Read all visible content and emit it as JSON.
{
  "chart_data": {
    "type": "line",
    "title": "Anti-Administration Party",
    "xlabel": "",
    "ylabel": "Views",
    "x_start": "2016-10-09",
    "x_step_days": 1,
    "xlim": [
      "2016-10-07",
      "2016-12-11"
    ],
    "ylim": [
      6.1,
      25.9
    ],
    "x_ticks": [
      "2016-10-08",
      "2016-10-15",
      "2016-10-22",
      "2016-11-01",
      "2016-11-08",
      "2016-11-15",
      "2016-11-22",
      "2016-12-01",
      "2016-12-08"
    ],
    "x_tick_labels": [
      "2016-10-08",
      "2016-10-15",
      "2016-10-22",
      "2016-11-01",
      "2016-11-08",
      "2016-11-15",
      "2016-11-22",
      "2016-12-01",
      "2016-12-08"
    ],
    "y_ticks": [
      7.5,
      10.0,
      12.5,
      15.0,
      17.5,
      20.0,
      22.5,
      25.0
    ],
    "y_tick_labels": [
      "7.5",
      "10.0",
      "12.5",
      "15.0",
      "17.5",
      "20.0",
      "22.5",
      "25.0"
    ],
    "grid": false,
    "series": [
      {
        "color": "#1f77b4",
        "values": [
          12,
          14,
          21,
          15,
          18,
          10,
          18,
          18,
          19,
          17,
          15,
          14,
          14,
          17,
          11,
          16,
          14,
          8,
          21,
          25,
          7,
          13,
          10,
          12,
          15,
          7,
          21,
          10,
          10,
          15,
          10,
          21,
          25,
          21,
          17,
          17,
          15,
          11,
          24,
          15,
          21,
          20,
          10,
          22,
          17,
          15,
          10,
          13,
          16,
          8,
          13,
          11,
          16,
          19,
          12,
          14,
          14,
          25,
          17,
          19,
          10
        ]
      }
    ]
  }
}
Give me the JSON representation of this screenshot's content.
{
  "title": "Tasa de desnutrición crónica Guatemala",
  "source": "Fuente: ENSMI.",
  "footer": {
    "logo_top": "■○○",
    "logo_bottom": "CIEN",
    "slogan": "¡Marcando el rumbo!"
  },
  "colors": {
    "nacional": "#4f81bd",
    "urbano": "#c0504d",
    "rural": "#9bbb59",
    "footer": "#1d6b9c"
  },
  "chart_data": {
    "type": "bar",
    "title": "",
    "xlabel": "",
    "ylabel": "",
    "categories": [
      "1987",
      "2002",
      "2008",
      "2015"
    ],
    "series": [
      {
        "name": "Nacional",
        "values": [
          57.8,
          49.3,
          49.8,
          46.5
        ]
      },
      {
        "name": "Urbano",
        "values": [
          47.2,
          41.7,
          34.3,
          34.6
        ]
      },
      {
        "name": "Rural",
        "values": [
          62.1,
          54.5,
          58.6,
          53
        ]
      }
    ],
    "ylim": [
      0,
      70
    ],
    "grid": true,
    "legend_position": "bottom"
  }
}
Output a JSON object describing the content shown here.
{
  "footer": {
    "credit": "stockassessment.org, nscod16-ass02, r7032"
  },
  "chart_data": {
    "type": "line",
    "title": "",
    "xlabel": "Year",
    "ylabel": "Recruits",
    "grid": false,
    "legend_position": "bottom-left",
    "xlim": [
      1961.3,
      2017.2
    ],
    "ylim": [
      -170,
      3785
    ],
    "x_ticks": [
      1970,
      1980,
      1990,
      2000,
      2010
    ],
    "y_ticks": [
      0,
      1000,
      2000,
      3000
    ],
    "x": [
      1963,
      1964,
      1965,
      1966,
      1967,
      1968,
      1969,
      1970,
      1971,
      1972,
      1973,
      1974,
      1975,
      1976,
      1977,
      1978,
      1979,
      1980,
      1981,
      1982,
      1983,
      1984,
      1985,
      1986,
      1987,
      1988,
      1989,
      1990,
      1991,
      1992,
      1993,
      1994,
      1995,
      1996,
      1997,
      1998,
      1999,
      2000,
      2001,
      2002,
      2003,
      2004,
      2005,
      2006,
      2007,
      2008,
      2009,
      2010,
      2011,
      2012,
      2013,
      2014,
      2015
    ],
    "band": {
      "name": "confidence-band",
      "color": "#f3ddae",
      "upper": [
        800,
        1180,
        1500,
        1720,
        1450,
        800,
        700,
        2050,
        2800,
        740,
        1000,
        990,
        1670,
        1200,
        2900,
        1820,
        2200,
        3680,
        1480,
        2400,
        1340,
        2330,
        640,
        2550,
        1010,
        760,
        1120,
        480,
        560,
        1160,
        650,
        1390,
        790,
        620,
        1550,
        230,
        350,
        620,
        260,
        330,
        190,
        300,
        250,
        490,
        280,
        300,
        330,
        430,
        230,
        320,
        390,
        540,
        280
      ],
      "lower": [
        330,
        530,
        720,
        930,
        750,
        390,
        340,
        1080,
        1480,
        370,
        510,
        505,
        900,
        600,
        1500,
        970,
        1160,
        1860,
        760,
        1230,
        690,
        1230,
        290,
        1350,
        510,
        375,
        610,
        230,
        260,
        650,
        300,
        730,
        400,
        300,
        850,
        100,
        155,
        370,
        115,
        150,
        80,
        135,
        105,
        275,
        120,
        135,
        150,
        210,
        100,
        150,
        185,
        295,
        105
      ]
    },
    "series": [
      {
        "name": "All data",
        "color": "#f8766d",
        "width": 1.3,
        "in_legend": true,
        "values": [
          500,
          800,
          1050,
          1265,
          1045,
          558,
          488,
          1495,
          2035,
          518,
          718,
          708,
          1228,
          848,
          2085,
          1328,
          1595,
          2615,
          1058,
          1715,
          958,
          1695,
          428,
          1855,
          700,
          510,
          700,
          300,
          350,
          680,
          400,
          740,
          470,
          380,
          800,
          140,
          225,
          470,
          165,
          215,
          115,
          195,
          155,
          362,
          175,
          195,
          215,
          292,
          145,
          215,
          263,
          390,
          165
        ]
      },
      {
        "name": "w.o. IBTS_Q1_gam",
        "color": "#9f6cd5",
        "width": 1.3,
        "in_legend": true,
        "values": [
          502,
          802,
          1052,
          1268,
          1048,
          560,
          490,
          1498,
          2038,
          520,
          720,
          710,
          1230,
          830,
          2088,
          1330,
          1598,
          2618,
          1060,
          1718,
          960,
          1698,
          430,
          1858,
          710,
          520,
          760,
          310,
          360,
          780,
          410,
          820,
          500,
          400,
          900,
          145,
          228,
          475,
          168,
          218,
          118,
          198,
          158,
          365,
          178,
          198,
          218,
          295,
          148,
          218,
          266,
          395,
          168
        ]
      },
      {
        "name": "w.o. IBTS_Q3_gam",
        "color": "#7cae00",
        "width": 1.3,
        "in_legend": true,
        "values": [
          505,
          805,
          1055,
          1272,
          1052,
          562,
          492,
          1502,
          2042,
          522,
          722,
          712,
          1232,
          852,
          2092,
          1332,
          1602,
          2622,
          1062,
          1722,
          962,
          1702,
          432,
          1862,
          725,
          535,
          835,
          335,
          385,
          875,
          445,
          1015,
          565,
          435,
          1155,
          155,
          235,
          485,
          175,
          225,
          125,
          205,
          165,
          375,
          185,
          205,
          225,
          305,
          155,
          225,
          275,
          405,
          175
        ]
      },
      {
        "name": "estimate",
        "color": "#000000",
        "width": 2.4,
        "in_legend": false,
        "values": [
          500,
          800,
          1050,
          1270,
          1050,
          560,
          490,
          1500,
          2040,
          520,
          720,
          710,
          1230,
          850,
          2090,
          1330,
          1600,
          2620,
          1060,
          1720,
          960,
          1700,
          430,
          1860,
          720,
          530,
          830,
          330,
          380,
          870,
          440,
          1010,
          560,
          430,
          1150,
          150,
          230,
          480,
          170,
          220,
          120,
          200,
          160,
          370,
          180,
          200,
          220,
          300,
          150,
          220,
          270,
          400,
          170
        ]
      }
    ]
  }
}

* * * *

### WORK INSTRUCTIONS
Copy out each record, keeping every word as it is.

### RESPONSE
Read all visible content and emit it as JSON.
{
  "chart_data": {
    "type": "line",
    "title": "Anti-Administration Party",
    "xlabel": "",
    "ylabel": "Views",
    "x_start": "2016-10-09",
    "x_step_days": 1,
    "xlim": [
      "2016-10-07",
      "2016-12-11"
    ],
    "ylim": [
      6.1,
      25.9
    ],
    "x_ticks": [
      "2016-10-08",
      "2016-10-15",
      "2016-10-22",
      "2016-11-01",
      "2016-11-08",
      "2016-11-15",
      "2016-11-22",
      "2016-12-01",
      "2016-12-08"
    ],
    "x_tick_labels": [
      "2016-10-08",
      "2016-10-15",
      "2016-10-22",
      "2016-11-01",
      "2016-11-08",
      "2016-11-15",
      "2016-11-22",
      "2016-12-01",
      "2016-12-08"
    ],
    "y_ticks": [
      7.5,
      10.0,
      12.5,
      15.0,
      17.5,
      20.0,
      22.5,
      25.0
    ],
    "y_tick_labels": [
      "7.5",
      "10.0",
      "12.5",
      "15.0",
      "17.5",
      "20.0",
      "22.5",
      "25.0"
    ],
    "grid": false,
    "series": [
      {
        "color": "#1f77b4",
        "values": [
          12,
          14,
          21,
          15,
          18,
          10,
          18,
          18,
          19,
          17,
          15,
          14,
          14,
          17,
          11,
          16,
          14,
          8,
          21,
          25,
          7,
          13,
          10,
          12,
          15,
          7,
          21,
          10,
          10,
          15,
          10,
          21,
          25,
          21,
          17,
          17,
          15,
          11,
          24,
          15,
          21,
          20,
          10,
          22,
          17,
          15,
          10,
          13,
          16,
          8,
          13,
          11,
          16,
          19,
          12,
          14,
          14,
          25,
          17,
          19,
          10
        ]
      }
    ]
  }
}
Give me the JSON representation of this screenshot's content.
{
  "title": "Tasa de desnutrición crónica Guatemala",
  "source": "Fuente: ENSMI.",
  "footer": {
    "logo_top": "■○○",
    "logo_bottom": "CIEN",
    "slogan": "¡Marcando el rumbo!"
  },
  "colors": {
    "nacional": "#4f81bd",
    "urbano": "#c0504d",
    "rural": "#9bbb59",
    "footer": "#1d6b9c"
  },
  "chart_data": {
    "type": "bar",
    "title": "",
    "xlabel": "",
    "ylabel": "",
    "categories": [
      "1987",
      "2002",
      "2008",
      "2015"
    ],
    "series": [
      {
        "name": "Nacional",
        "values": [
          57.8,
          49.3,
          49.8,
          46.5
        ]
      },
      {
        "name": "Urbano",
        "values": [
          47.2,
          41.7,
          34.3,
          34.6
        ]
      },
      {
        "name": "Rural",
        "values": [
          62.1,
          54.5,
          58.6,
          53
        ]
      }
    ],
    "ylim": [
      0,
      70
    ],
    "grid": true,
    "legend_position": "bottom"
  }
}
Output a JSON object describing the content shown here.
{
  "footer": {
    "credit": "stockassessment.org, nscod16-ass02, r7032"
  },
  "chart_data": {
    "type": "line",
    "title": "",
    "xlabel": "Year",
    "ylabel": "Recruits",
    "grid": false,
    "legend_position": "bottom-left",
    "xlim": [
      1961.3,
      2017.2
    ],
    "ylim": [
      -170,
      3785
    ],
    "x_ticks": [
      1970,
      1980,
      1990,
      2000,
      2010
    ],
    "y_ticks": [
      0,
      1000,
      2000,
      3000
    ],
    "x": [
      1963,
      1964,
      1965,
      1966,
      1967,
      1968,
      1969,
      1970,
      1971,
      1972,
      1973,
      1974,
      1975,
      1976,
      1977,
      1978,
      1979,
      1980,
      1981,
      1982,
      1983,
      1984,
      1985,
      1986,
      1987,
      1988,
      1989,
      1990,
      1991,
      1992,
      1993,
      1994,
      1995,
      1996,
      1997,
      1998,
      1999,
      2000,
      2001,
      2002,
      2003,
      2004,
      2005,
      2006,
      2007,
      2008,
      2009,
      2010,
      2011,
      2012,
      2013,
      2014,
      2015
    ],
    "band": {
      "name": "confidence-band",
      "color": "#f3ddae",
      "upper": [
        800,
        1180,
        1500,
        1720,
        1450,
        800,
        700,
        2050,
        2800,
        740,
        1000,
        990,
        1670,
        1200,
        2900,
        1820,
        2200,
        3680,
        1480,
        2400,
        1340,
        2330,
        640,
        2550,
        1010,
        760,
        1120,
        480,
        560,
        1160,
        650,
        1390,
        790,
        620,
        1550,
        230,
        350,
        620,
        260,
        330,
        190,
        300,
        250,
        490,
        280,
        300,
        330,
        430,
        230,
        320,
        390,
        540,
        280
      ],
      "lower": [
        330,
        530,
        720,
        930,
        750,
        390,
        340,
        1080,
        1480,
        370,
        510,
        505,
        900,
        600,
        1500,
        970,
        1160,
        1860,
        760,
        1230,
        690,
        1230,
        290,
        1350,
        510,
        375,
        610,
        230,
        260,
        650,
        300,
        730,
        400,
        300,
        850,
        100,
        155,
        370,
        115,
        150,
        80,
        135,
        105,
        275,
        120,
        135,
        150,
        210,
        100,
        150,
        185,
        295,
        105
      ]
    },
    "series": [
      {
        "name": "All data",
        "color": "#f8766d",
        "width": 1.3,
        "in_legend": true,
        "values": [
          500,
          800,
          1050,
          1265,
          1045,
          558,
          488,
          1495,
          2035,
          518,
          718,
          708,
          1228,
          848,
          2085,
          1328,
          1595,
          2615,
          1058,
          1715,
          958,
          1695,
          428,
          1855,
          700,
          510,
          700,
          300,
          350,
          680,
          400,
          740,
          470,
          380,
          800,
          140,
          225,
          470,
          165,
          215,
          115,
          195,
          155,
          362,
          175,
          195,
          215,
          292,
          145,
          215,
          263,
          390,
          165
        ]
      },
      {
        "name": "w.o. IBTS_Q1_gam",
        "color": "#9f6cd5",
        "width": 1.3,
        "in_legend": true,
        "values": [
          502,
          802,
          1052,
          1268,
          1048,
          560,
          490,
          1498,
          2038,
          520,
          720,
          710,
          1230,
          830,
          2088,
          1330,
          1598,
          2618,
          1060,
          1718,
          960,
          1698,
          430,
          1858,
          710,
          520,
          760,
          310,
          360,
          780,
          410,
          820,
          500,
          400,
          900,
          145,
          228,
          475,
          168,
          218,
          118,
          198,
          158,
          365,
          178,
          198,
          218,
          295,
          148,
          218,
          266,
          395,
          168
        ]
      },
      {
        "name": "w.o. IBTS_Q3_gam",
        "color": "#7cae00",
        "width": 1.3,
        "in_legend": true,
        "values": [
          505,
          805,
          1055,
          1272,
          1052,
          562,
          492,
          1502,
          2042,
          522,
          722,
          712,
          1232,
          852,
          2092,
          1332,
          1602,
          2622,
          1062,
          1722,
          962,
          1702,
          432,
          1862,
          725,
          535,
          835,
          335,
          385,
          875,
          445,
          1015,
          565,
          435,
          1155,
          155,
          235,
          485,
          175,
          225,
          125,
          205,
          165,
          375,
          185,
          205,
          225,
          305,
          155,
          225,
          275,
          405,
          175
        ]
      },
      {
        "name": "estimate",
        "color": "#000000",
        "width": 2.4,
        "in_legend": false,
        "values": [
          500,
          800,
          1050,
          1270,
          1050,
          560,
          490,
          1500,
          2040,
          520,
          720,
          710,
          1230,
          850,
          2090,
          1330,
          1600,
          2620,
          1060,
          1720,
          960,
          1700,
          430,
          1860,
          720,
          530,
          830,
          330,
          380,
          870,
          440,
          1010,
          560,
          430,
          1150,
          150,
          230,
          480,
          170,
          220,
          120,
          200,
          160,
          370,
          180,
          200,
          220,
          300,
          150,
          220,
          270,
          400,
          170
        ]
      }
    ]
  }
}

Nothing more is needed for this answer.